> [Records supplied]
━━━━━━
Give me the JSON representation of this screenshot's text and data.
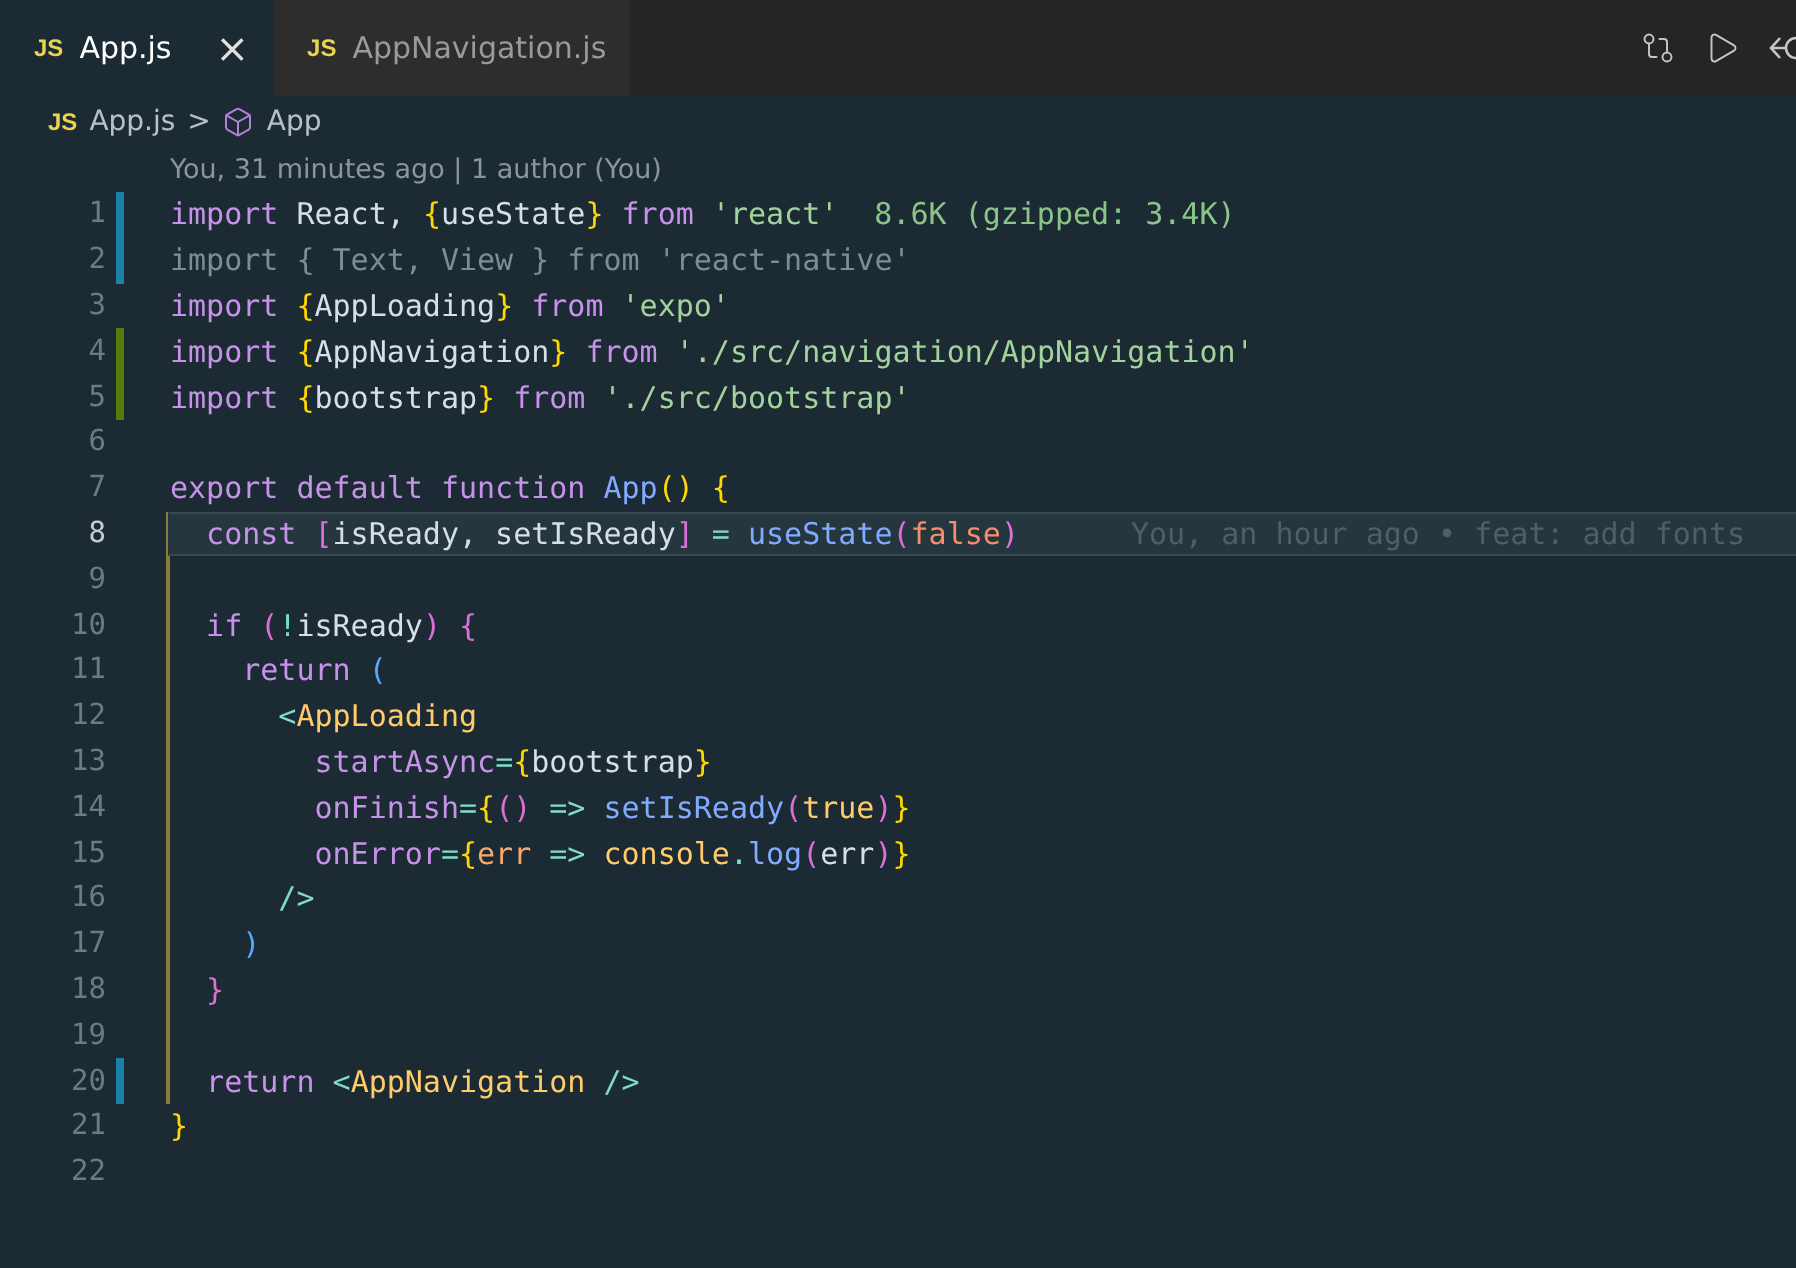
{
  "tabs": [
    {
      "icon_text": "JS",
      "label": "App.js",
      "selected": true,
      "close": "×"
    },
    {
      "icon_text": "JS",
      "label": "AppNavigation.js",
      "selected": false
    }
  ],
  "breadcrumb": {
    "file_icon_text": "JS",
    "file": "App.js",
    "separator": ">",
    "symbol": "App"
  },
  "blame_header": "You, 31 minutes ago | 1 author (You)",
  "lines": [
    {
      "number": "1",
      "modified": true,
      "added": false,
      "current": false,
      "guide": false,
      "tokens": [
        {
          "kind": "kw",
          "text": "import "
        },
        {
          "kind": "plain",
          "text": "React, "
        },
        {
          "kind": "brace",
          "text": "{"
        },
        {
          "kind": "plain",
          "text": "useState"
        },
        {
          "kind": "brace",
          "text": "}"
        },
        {
          "kind": "kw",
          "text": " from "
        },
        {
          "kind": "string",
          "text": "'react'"
        }
      ],
      "annotation": "8.6K (gzipped: 3.4K)"
    },
    {
      "number": "2",
      "modified": true,
      "added": false,
      "current": false,
      "guide": false,
      "tokens": [
        {
          "kind": "dim",
          "text": "import { Text, View } from 'react-native'"
        }
      ]
    },
    {
      "number": "3",
      "modified": false,
      "added": false,
      "current": false,
      "guide": false,
      "tokens": [
        {
          "kind": "kw",
          "text": "import "
        },
        {
          "kind": "brace",
          "text": "{"
        },
        {
          "kind": "plain",
          "text": "AppLoading"
        },
        {
          "kind": "brace",
          "text": "}"
        },
        {
          "kind": "kw",
          "text": " from "
        },
        {
          "kind": "string",
          "text": "'expo'"
        }
      ]
    },
    {
      "number": "4",
      "modified": false,
      "added": true,
      "current": false,
      "guide": false,
      "tokens": [
        {
          "kind": "kw",
          "text": "import "
        },
        {
          "kind": "brace",
          "text": "{"
        },
        {
          "kind": "plain",
          "text": "AppNavigation"
        },
        {
          "kind": "brace",
          "text": "}"
        },
        {
          "kind": "kw",
          "text": " from "
        },
        {
          "kind": "string",
          "text": "'./src/navigation/AppNavigation'"
        }
      ]
    },
    {
      "number": "5",
      "modified": false,
      "added": true,
      "current": false,
      "guide": false,
      "tokens": [
        {
          "kind": "kw",
          "text": "import "
        },
        {
          "kind": "brace",
          "text": "{"
        },
        {
          "kind": "plain",
          "text": "bootstrap"
        },
        {
          "kind": "brace",
          "text": "}"
        },
        {
          "kind": "kw",
          "text": " from "
        },
        {
          "kind": "string",
          "text": "'./src/bootstrap'"
        }
      ]
    },
    {
      "number": "6",
      "modified": false,
      "added": false,
      "current": false,
      "guide": false
    },
    {
      "number": "7",
      "modified": false,
      "added": false,
      "current": false,
      "guide": false,
      "tokens": [
        {
          "kind": "kw",
          "text": "export default function "
        },
        {
          "kind": "fn",
          "text": "App"
        },
        {
          "kind": "brace",
          "text": "() {"
        }
      ]
    },
    {
      "number": "8",
      "modified": false,
      "added": false,
      "current": true,
      "guide": true,
      "tokens": [
        {
          "kind": "kw",
          "text": "  const "
        },
        {
          "kind": "bracket2",
          "text": "["
        },
        {
          "kind": "plain",
          "text": "isReady, setIsReady"
        },
        {
          "kind": "bracket2",
          "text": "]"
        },
        {
          "kind": "punct",
          "text": " = "
        },
        {
          "kind": "fn",
          "text": "useState"
        },
        {
          "kind": "bracket2",
          "text": "("
        },
        {
          "kind": "bool",
          "text": "false"
        },
        {
          "kind": "bracket2",
          "text": ")"
        }
      ],
      "annotation": "You, an hour ago • feat: add fonts"
    },
    {
      "number": "9",
      "modified": false,
      "added": false,
      "current": false,
      "guide": true
    },
    {
      "number": "10",
      "modified": false,
      "added": false,
      "current": false,
      "guide": true,
      "tokens": [
        {
          "kind": "kw",
          "text": "  if "
        },
        {
          "kind": "bracket2",
          "text": "("
        },
        {
          "kind": "punct",
          "text": "!"
        },
        {
          "kind": "plain",
          "text": "isReady"
        },
        {
          "kind": "bracket2",
          "text": ") {"
        }
      ]
    },
    {
      "number": "11",
      "modified": false,
      "added": false,
      "current": false,
      "guide": true,
      "tokens": [
        {
          "kind": "kw",
          "text": "    return "
        },
        {
          "kind": "bracket3",
          "text": "("
        }
      ]
    },
    {
      "number": "12",
      "modified": false,
      "added": false,
      "current": false,
      "guide": true,
      "tokens": [
        {
          "kind": "punct",
          "text": "      <"
        },
        {
          "kind": "tag",
          "text": "AppLoading"
        }
      ]
    },
    {
      "number": "13",
      "modified": false,
      "added": false,
      "current": false,
      "guide": true,
      "tokens": [
        {
          "kind": "attr",
          "text": "        startAsync"
        },
        {
          "kind": "punct",
          "text": "="
        },
        {
          "kind": "brace",
          "text": "{"
        },
        {
          "kind": "plain",
          "text": "bootstrap"
        },
        {
          "kind": "brace",
          "text": "}"
        }
      ]
    },
    {
      "number": "14",
      "modified": false,
      "added": false,
      "current": false,
      "guide": true,
      "tokens": [
        {
          "kind": "attr",
          "text": "        onFinish"
        },
        {
          "kind": "punct",
          "text": "="
        },
        {
          "kind": "brace",
          "text": "{"
        },
        {
          "kind": "bracket2",
          "text": "()"
        },
        {
          "kind": "punct",
          "text": " => "
        },
        {
          "kind": "fn",
          "text": "setIsReady"
        },
        {
          "kind": "bracket2",
          "text": "("
        },
        {
          "kind": "tag",
          "text": "true"
        },
        {
          "kind": "bracket2",
          "text": ")"
        },
        {
          "kind": "brace",
          "text": "}"
        }
      ]
    },
    {
      "number": "15",
      "modified": false,
      "added": false,
      "current": false,
      "guide": true,
      "tokens": [
        {
          "kind": "attr",
          "text": "        onError"
        },
        {
          "kind": "punct",
          "text": "="
        },
        {
          "kind": "brace",
          "text": "{"
        },
        {
          "kind": "var",
          "text": "err"
        },
        {
          "kind": "punct",
          "text": " => "
        },
        {
          "kind": "tag",
          "text": "console"
        },
        {
          "kind": "punct",
          "text": "."
        },
        {
          "kind": "fn",
          "text": "log"
        },
        {
          "kind": "bracket2",
          "text": "("
        },
        {
          "kind": "plain",
          "text": "err"
        },
        {
          "kind": "bracket2",
          "text": ")"
        },
        {
          "kind": "brace",
          "text": "}"
        }
      ]
    },
    {
      "number": "16",
      "modified": false,
      "added": false,
      "current": false,
      "guide": true,
      "tokens": [
        {
          "kind": "punct",
          "text": "      />"
        }
      ]
    },
    {
      "number": "17",
      "modified": false,
      "added": false,
      "current": false,
      "guide": true,
      "tokens": [
        {
          "kind": "bracket3",
          "text": "    )"
        }
      ]
    },
    {
      "number": "18",
      "modified": false,
      "added": false,
      "current": false,
      "guide": true,
      "tokens": [
        {
          "kind": "bracket2",
          "text": "  }"
        }
      ]
    },
    {
      "number": "19",
      "modified": false,
      "added": false,
      "current": false,
      "guide": true
    },
    {
      "number": "20",
      "modified": true,
      "added": false,
      "current": false,
      "guide": true,
      "tokens": [
        {
          "kind": "kw",
          "text": "  return "
        },
        {
          "kind": "punct",
          "text": "<"
        },
        {
          "kind": "tag",
          "text": "AppNavigation"
        },
        {
          "kind": "punct",
          "text": " />"
        }
      ]
    },
    {
      "number": "21",
      "modified": false,
      "added": false,
      "current": false,
      "guide": false,
      "tokens": [
        {
          "kind": "brace",
          "text": "}"
        }
      ]
    },
    {
      "number": "22",
      "modified": false,
      "added": false,
      "current": false,
      "guide": false
    }
  ]
}
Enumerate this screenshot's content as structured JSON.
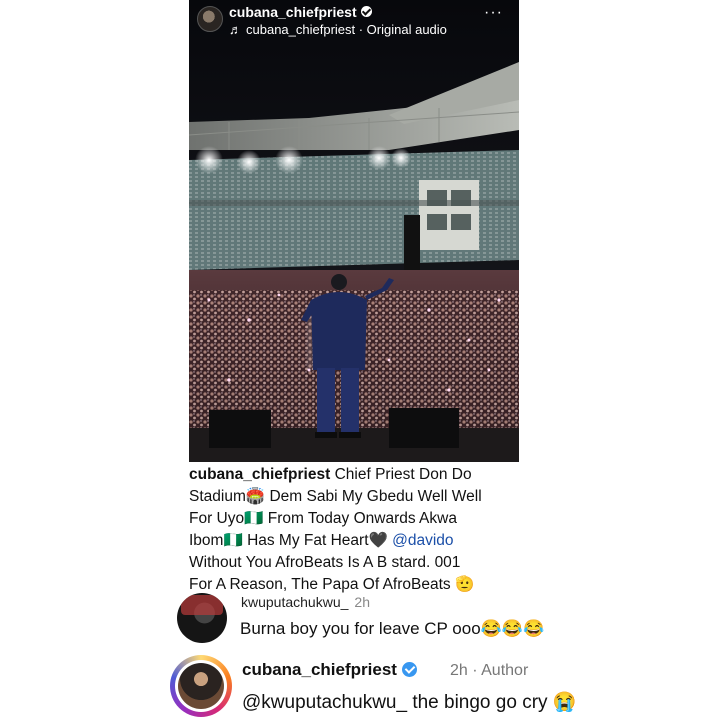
{
  "reel": {
    "username": "cubana_chiefpriest",
    "audio_label": "cubana_chiefpriest · Original audio",
    "note_glyph": "♬",
    "more_glyph": "···"
  },
  "caption": {
    "username": "cubana_chiefpriest",
    "line1": " Chief Priest Don Do",
    "line2": "Stadium🏟️ Dem Sabi My Gbedu Well Well",
    "line3": "For Uyo🇳🇬 From Today Onwards Akwa",
    "line4_a": "Ibom🇳🇬 Has My Fat Heart🖤 ",
    "line4_mention": "@davido",
    "line5": "Without You AfroBeats Is A B stard. 001",
    "line6": "For A Reason, The Papa Of AfroBeats 🫡"
  },
  "comments": [
    {
      "username": "kwuputachukwu_",
      "time": "2h",
      "text": "Burna boy you for leave CP ooo😂😂😂"
    },
    {
      "username": "cubana_chiefpriest",
      "meta": "2h · Author",
      "text": "@kwuputachukwu_ the bingo go cry 😭"
    }
  ],
  "colors": {
    "mention": "#1b4fa8",
    "verified": "#3897f0"
  },
  "icons": {
    "header_verified": "verified-badge-icon",
    "comment_verified": "verified-badge-icon",
    "more": "more-options-icon",
    "audio": "music-note-icon"
  }
}
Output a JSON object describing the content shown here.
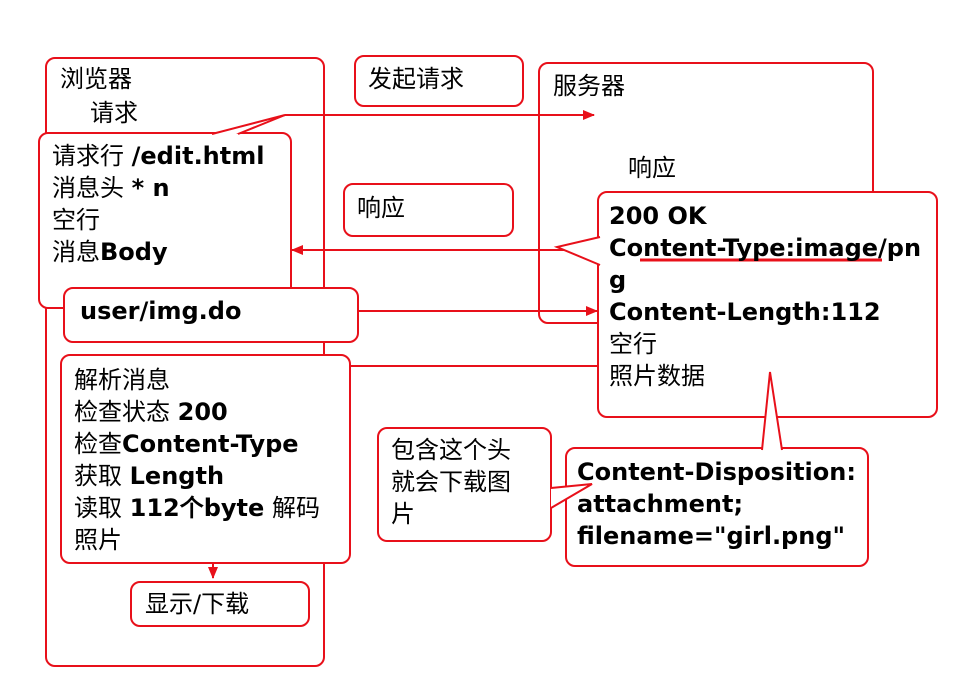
━━━━━━
> [What you will do] The lines to write out run from the one containing "Enumerate this screenshot's" through the final line of the material above, both included; write them out exactly, with no pictures.

> [Solved problem]
Enumerate this screenshot's content as structured JSON.
{
  "reel": {
    "username": "cubana_chiefpriest",
    "audio_label": "cubana_chiefpriest · Original audio",
    "note_glyph": "♬",
    "more_glyph": "···"
  },
  "caption": {
    "username": "cubana_chiefpriest",
    "line1": " Chief Priest Don Do",
    "line2": "Stadium🏟️ Dem Sabi My Gbedu Well Well",
    "line3": "For Uyo🇳🇬 From Today Onwards Akwa",
    "line4_a": "Ibom🇳🇬 Has My Fat Heart🖤 ",
    "line4_mention": "@davido",
    "line5": "Without You AfroBeats Is A B stard. 001",
    "line6": "For A Reason, The Papa Of AfroBeats 🫡"
  },
  "comments": [
    {
      "username": "kwuputachukwu_",
      "time": "2h",
      "text": "Burna boy you for leave CP ooo😂😂😂"
    },
    {
      "username": "cubana_chiefpriest",
      "meta": "2h · Author",
      "text": "@kwuputachukwu_ the bingo go cry 😭"
    }
  ],
  "colors": {
    "mention": "#1b4fa8",
    "verified": "#3897f0"
  },
  "icons": {
    "header_verified": "verified-badge-icon",
    "comment_verified": "verified-badge-icon",
    "more": "more-options-icon",
    "audio": "music-note-icon"
  }
}
Output a JSON object describing the content shown here.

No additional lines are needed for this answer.